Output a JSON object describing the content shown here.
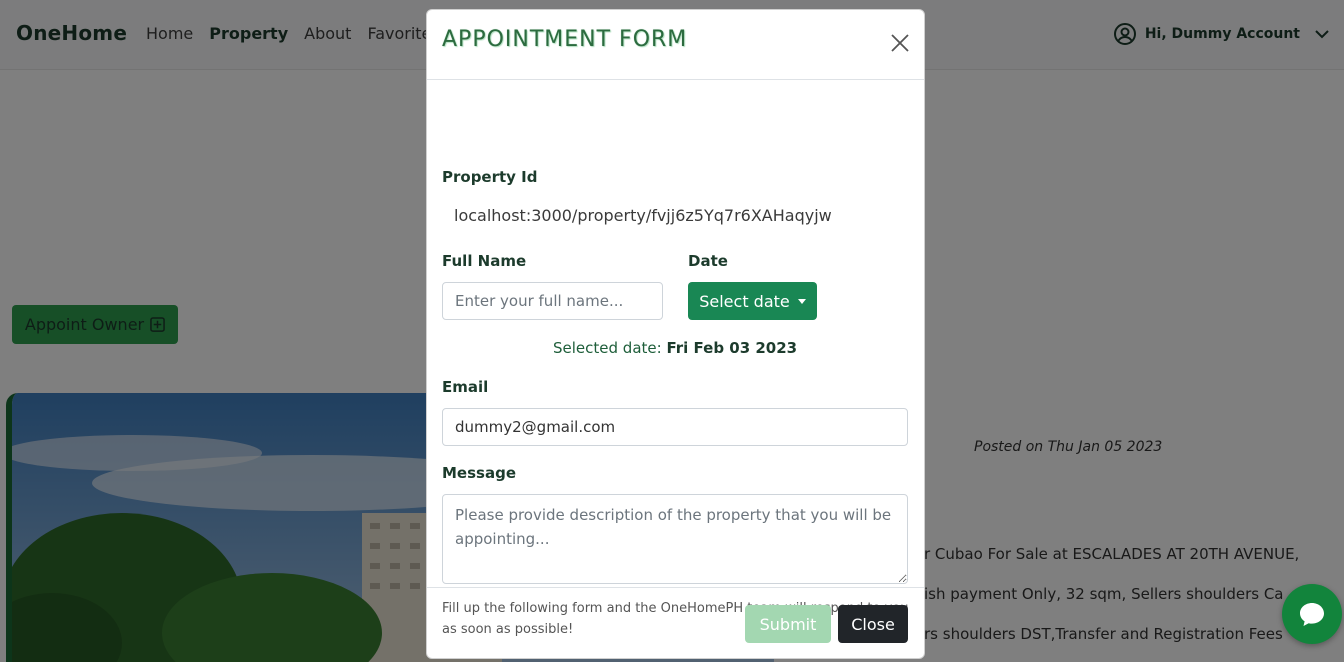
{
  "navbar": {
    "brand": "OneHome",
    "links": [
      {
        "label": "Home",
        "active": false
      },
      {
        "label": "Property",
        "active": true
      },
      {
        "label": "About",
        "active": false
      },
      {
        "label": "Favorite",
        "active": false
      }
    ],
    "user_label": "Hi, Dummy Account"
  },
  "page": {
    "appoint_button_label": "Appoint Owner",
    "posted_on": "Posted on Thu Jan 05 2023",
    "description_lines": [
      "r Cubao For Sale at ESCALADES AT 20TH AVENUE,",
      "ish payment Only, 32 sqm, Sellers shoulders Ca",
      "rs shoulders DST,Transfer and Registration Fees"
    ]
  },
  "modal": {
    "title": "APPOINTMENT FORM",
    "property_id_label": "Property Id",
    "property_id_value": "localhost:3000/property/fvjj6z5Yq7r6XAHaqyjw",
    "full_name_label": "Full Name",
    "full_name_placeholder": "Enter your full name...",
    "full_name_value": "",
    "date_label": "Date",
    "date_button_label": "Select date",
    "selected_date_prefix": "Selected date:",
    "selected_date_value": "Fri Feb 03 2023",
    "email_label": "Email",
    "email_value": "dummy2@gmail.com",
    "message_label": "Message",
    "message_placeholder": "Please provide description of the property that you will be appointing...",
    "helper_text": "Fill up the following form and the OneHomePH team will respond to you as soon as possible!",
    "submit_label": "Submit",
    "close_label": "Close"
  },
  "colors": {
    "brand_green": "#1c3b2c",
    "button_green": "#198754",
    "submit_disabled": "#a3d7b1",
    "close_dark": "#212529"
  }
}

### Exercise instructions
Set down the material exactly, every line of it, except for the pictures.

### Exercise result
Output a JSON object describing the content shown here.
{
  "navbar": {
    "brand": "OneHome",
    "links": [
      {
        "label": "Home",
        "active": false
      },
      {
        "label": "Property",
        "active": true
      },
      {
        "label": "About",
        "active": false
      },
      {
        "label": "Favorite",
        "active": false
      }
    ],
    "user_label": "Hi, Dummy Account"
  },
  "page": {
    "appoint_button_label": "Appoint Owner",
    "posted_on": "Posted on Thu Jan 05 2023",
    "description_lines": [
      "r Cubao For Sale at ESCALADES AT 20TH AVENUE,",
      "ish payment Only, 32 sqm, Sellers shoulders Ca",
      "rs shoulders DST,Transfer and Registration Fees"
    ]
  },
  "modal": {
    "title": "APPOINTMENT FORM",
    "property_id_label": "Property Id",
    "property_id_value": "localhost:3000/property/fvjj6z5Yq7r6XAHaqyjw",
    "full_name_label": "Full Name",
    "full_name_placeholder": "Enter your full name...",
    "full_name_value": "",
    "date_label": "Date",
    "date_button_label": "Select date",
    "selected_date_prefix": "Selected date:",
    "selected_date_value": "Fri Feb 03 2023",
    "email_label": "Email",
    "email_value": "dummy2@gmail.com",
    "message_label": "Message",
    "message_placeholder": "Please provide description of the property that you will be appointing...",
    "helper_text": "Fill up the following form and the OneHomePH team will respond to you as soon as possible!",
    "submit_label": "Submit",
    "close_label": "Close"
  },
  "colors": {
    "brand_green": "#1c3b2c",
    "button_green": "#198754",
    "submit_disabled": "#a3d7b1",
    "close_dark": "#212529"
  }
}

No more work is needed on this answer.